## Task objective
Return, word for word, every line that follows.

## Exercise input
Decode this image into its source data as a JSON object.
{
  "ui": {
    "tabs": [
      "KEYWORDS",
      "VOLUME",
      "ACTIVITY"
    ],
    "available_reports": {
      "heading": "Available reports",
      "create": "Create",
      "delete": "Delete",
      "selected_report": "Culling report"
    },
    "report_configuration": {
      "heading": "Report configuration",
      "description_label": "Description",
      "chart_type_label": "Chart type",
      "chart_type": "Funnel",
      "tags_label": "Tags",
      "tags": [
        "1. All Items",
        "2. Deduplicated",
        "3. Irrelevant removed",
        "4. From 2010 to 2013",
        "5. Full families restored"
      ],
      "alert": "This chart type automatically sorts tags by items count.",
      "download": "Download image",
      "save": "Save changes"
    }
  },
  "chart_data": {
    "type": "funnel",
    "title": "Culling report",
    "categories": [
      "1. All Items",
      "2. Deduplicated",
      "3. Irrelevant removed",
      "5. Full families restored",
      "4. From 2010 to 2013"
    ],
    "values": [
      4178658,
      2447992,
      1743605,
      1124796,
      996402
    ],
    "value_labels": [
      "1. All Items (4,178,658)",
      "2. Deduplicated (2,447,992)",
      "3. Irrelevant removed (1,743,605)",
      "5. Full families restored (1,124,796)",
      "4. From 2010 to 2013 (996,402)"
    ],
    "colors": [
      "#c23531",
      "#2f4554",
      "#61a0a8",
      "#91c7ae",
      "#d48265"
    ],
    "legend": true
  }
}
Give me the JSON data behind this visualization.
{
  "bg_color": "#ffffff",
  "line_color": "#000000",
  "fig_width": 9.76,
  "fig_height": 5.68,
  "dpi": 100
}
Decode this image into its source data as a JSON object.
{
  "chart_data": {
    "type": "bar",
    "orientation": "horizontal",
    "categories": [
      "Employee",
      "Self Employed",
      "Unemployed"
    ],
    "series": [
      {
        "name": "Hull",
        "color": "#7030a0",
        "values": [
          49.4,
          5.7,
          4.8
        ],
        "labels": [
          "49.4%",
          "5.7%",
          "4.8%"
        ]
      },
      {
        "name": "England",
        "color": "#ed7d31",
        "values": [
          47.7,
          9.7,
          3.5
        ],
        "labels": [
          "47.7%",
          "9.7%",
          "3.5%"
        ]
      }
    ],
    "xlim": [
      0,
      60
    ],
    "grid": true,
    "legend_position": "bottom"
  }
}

## Task answer
Decode this image into its source data as a JSON object.
{
  "ui": {
    "tabs": [
      "KEYWORDS",
      "VOLUME",
      "ACTIVITY"
    ],
    "available_reports": {
      "heading": "Available reports",
      "create": "Create",
      "delete": "Delete",
      "selected_report": "Culling report"
    },
    "report_configuration": {
      "heading": "Report configuration",
      "description_label": "Description",
      "chart_type_label": "Chart type",
      "chart_type": "Funnel",
      "tags_label": "Tags",
      "tags": [
        "1. All Items",
        "2. Deduplicated",
        "3. Irrelevant removed",
        "4. From 2010 to 2013",
        "5. Full families restored"
      ],
      "alert": "This chart type automatically sorts tags by items count.",
      "download": "Download image",
      "save": "Save changes"
    }
  },
  "chart_data": {
    "type": "funnel",
    "title": "Culling report",
    "categories": [
      "1. All Items",
      "2. Deduplicated",
      "3. Irrelevant removed",
      "5. Full families restored",
      "4. From 2010 to 2013"
    ],
    "values": [
      4178658,
      2447992,
      1743605,
      1124796,
      996402
    ],
    "value_labels": [
      "1. All Items (4,178,658)",
      "2. Deduplicated (2,447,992)",
      "3. Irrelevant removed (1,743,605)",
      "5. Full families restored (1,124,796)",
      "4. From 2010 to 2013 (996,402)"
    ],
    "colors": [
      "#c23531",
      "#2f4554",
      "#61a0a8",
      "#91c7ae",
      "#d48265"
    ],
    "legend": true
  }
}
Give me the JSON data behind this visualization.
{
  "bg_color": "#ffffff",
  "line_color": "#000000",
  "fig_width": 9.76,
  "fig_height": 5.68,
  "dpi": 100
}
Decode this image into its source data as a JSON object.
{
  "chart_data": {
    "type": "bar",
    "orientation": "horizontal",
    "categories": [
      "Employee",
      "Self Employed",
      "Unemployed"
    ],
    "series": [
      {
        "name": "Hull",
        "color": "#7030a0",
        "values": [
          49.4,
          5.7,
          4.8
        ],
        "labels": [
          "49.4%",
          "5.7%",
          "4.8%"
        ]
      },
      {
        "name": "England",
        "color": "#ed7d31",
        "values": [
          47.7,
          9.7,
          3.5
        ],
        "labels": [
          "47.7%",
          "9.7%",
          "3.5%"
        ]
      }
    ],
    "xlim": [
      0,
      60
    ],
    "grid": true,
    "legend_position": "bottom"
  }
}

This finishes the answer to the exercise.